Data excerpts:

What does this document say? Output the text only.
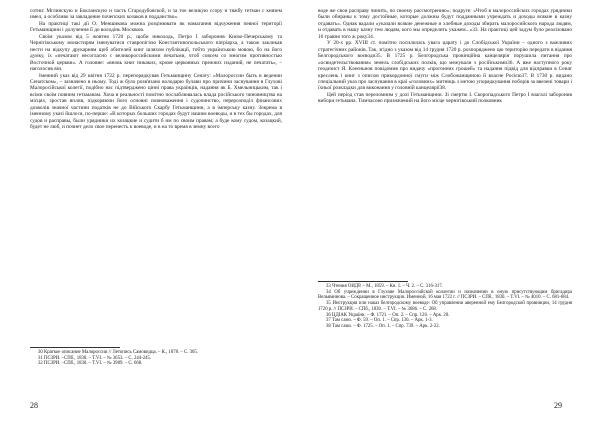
сотни: Мглинскую и Бокланскую и часть Стародубовской, и за тое великую ссору и тяжбу гетман с князем имел, а особливо за завладение почепских козаков в подданство».

На практиці такі дії О. Меншикова можна розцінювати як намагання відчуження певної території Гетьманщини і долучення її до володінь Москвою.

Своїм указом від 5 жовтня 1720 р., щоби никоходь, Петро І заборонив Києво-Печерському та Чернігівському монастирям іменуватися ставропігією Константинопольського патріарха, а також закликав нести на відкупу друкарням щоб обителей книг шляхом публікації, тобто українською мовою, бо на його думку, їх «печатают несогласно с великороссийскими печатьми, чтоб совсем со многим противностью Восточной церкви». А головне: «вновь книг никаких, кроме церковных прежних изданий, не печатать», – наголосив він.

Іменний указ від 29 квітня 1722 р. перепорядкував Гетьманщину Сенату: «Малороссии быть в ведении Сенатском», – зазначено в ньому. Тоді ж було розв'язано володарю булави про причини заснування в Глухові Малоросійської колегії, подібно нас підтверджено цінні права українців, надання як Б. Хмельницьким, так і всіми своїм повним гетьманам. Хоча в реальності помітно послаблювалась влада російського чиновництва на місцях, зростав вплив, підкоряючи його основні повноваження і судочинство, перерозподіл фінансових дозволів значної частини податків не до Війського Скарбу Гетьманщини, а в імперську казну. Зокрема в іменному указі йшлося, по-перше: «В которых больших городах будут нашим воеводы, и в тех бы городах, для судов и расправы, были урядники их козацкие и судити б им по своим правам; а буде кому судом, козацкий, будет не люб, и почнет дело свое перенесть к воеводе, и в на то время в земну всего

30 Краткое описание Малороссии // Летопись Самовидца. – К., 1878. – С. 305.

31 ПСЗРИ. –СПб., 1830. – Т.VI. – № 3653. – С. 244-245.

32 ПСЗРИ. –СПб., 1830. – Т.VI. – № 3989. – С. 668.

28

воде же свои расправу чинить, по своему рассмотрению»; подруге: «Чтоб в малороссийских городах урядники были обираны к тому достойные, которые должны будут подданными учреждать и доходы всякие в казну отдавать». Однак вадали «указали всякие денежные и хлебные доходы збирать малоросийского народа людям, и отдавать в нашу казну тем людям, кого мы определить укажем...»33. На практиці цей задум було реалізовано 16 травня того ж року34.

У 20-х pp. XVIII ст. помітно посилилась увага царату і до Слобідської України – одного з важливих стратегічних районів. Так, згідно з указом від 14 грудня 1720 р. розпоряджено цю територію передати в відання Белгородського воєводи35. В 1725 р. Белгородська провінційна канцелярія порушила питання про «освидетельствования» земель слобідських полків, що межували з російськими36. А вже наступного року геодезист Я. Клеєньнов повідомив про видачу «прогонних грошей» та надання підвід для відправки в Сенат креслень і книг з описом прикордонної смуги між Слобожанщиною й власне Росією37. В 1730 р. видано спеціальний указ про заснування в краї «головних» митниць з метою упорядкування поборів за ввезені товари і їхньої розкладки для виконання у головній канцелярії38.

Цей період став переломним у долі Гетьманщини. Зі смертю І. Скоропадського Петро І взагалі заборонив вибори гетьмана. Тимчасово призначений на його місце чернігівський полковник

33 Чтения ОИДР. – М., 1859. – Кн. 1. – Ч. 2. – С. 316-317.

34 Об учреждении в Глухове Малороссийской коллегии и назначении в оную присутствующим бригадира Вельяминова. – Сокращенное инструкции. Именной, 16 мая 1722 г. // ПСЗРИ. – СПб., 1830. – Т.VI. – № 4010. – С. 681-684.

35 Инструкция или наказ белгородскому воеводе: Об управлении аверенной ему Белгородской провинции, 14 грудня 1720 р. // ПСЗРИ. – СПб., 1830. – Т.VI. – № 3686. – С. 268.

36 ЦДІАК України. – Ф. 1721. – Оп. 2. – Спр. 126. – Арк. 20.

37 Там само. – Ф. 59. – Оп. 1. – Спр. 130. – Арк. 1-3.

38 Там само. – Ф. 1725. – Оп. 1. – Спр. 739. – Арк. 2-22.

29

Task goal: List the lines that contain the word "заборонив".

Full response:
Своїм указом від 5 жовтня 1720 р., щоби никоходь, Петро І заборонив Києво-Печерському та Чернігівському монастирям іменуватися ставропігією Константинопольського патріарха, а також закликав нести на відкупу друкарням щоб обителей книг шляхом публікації, тобто українською мовою, бо на його думку, їх «печатают несогласно с великороссийскими печатьми, чтоб совсем со многим противностью Восточной церкви». А головне: «вновь книг никаких, кроме церковных прежних изданий, не печатать», – наголосив він.
Цей період став переломним у долі Гетьманщини. Зі смертю І. Скоропадського Петро І взагалі заборонив вибори гетьмана. Тимчасово призначений на його місце чернігівський полковник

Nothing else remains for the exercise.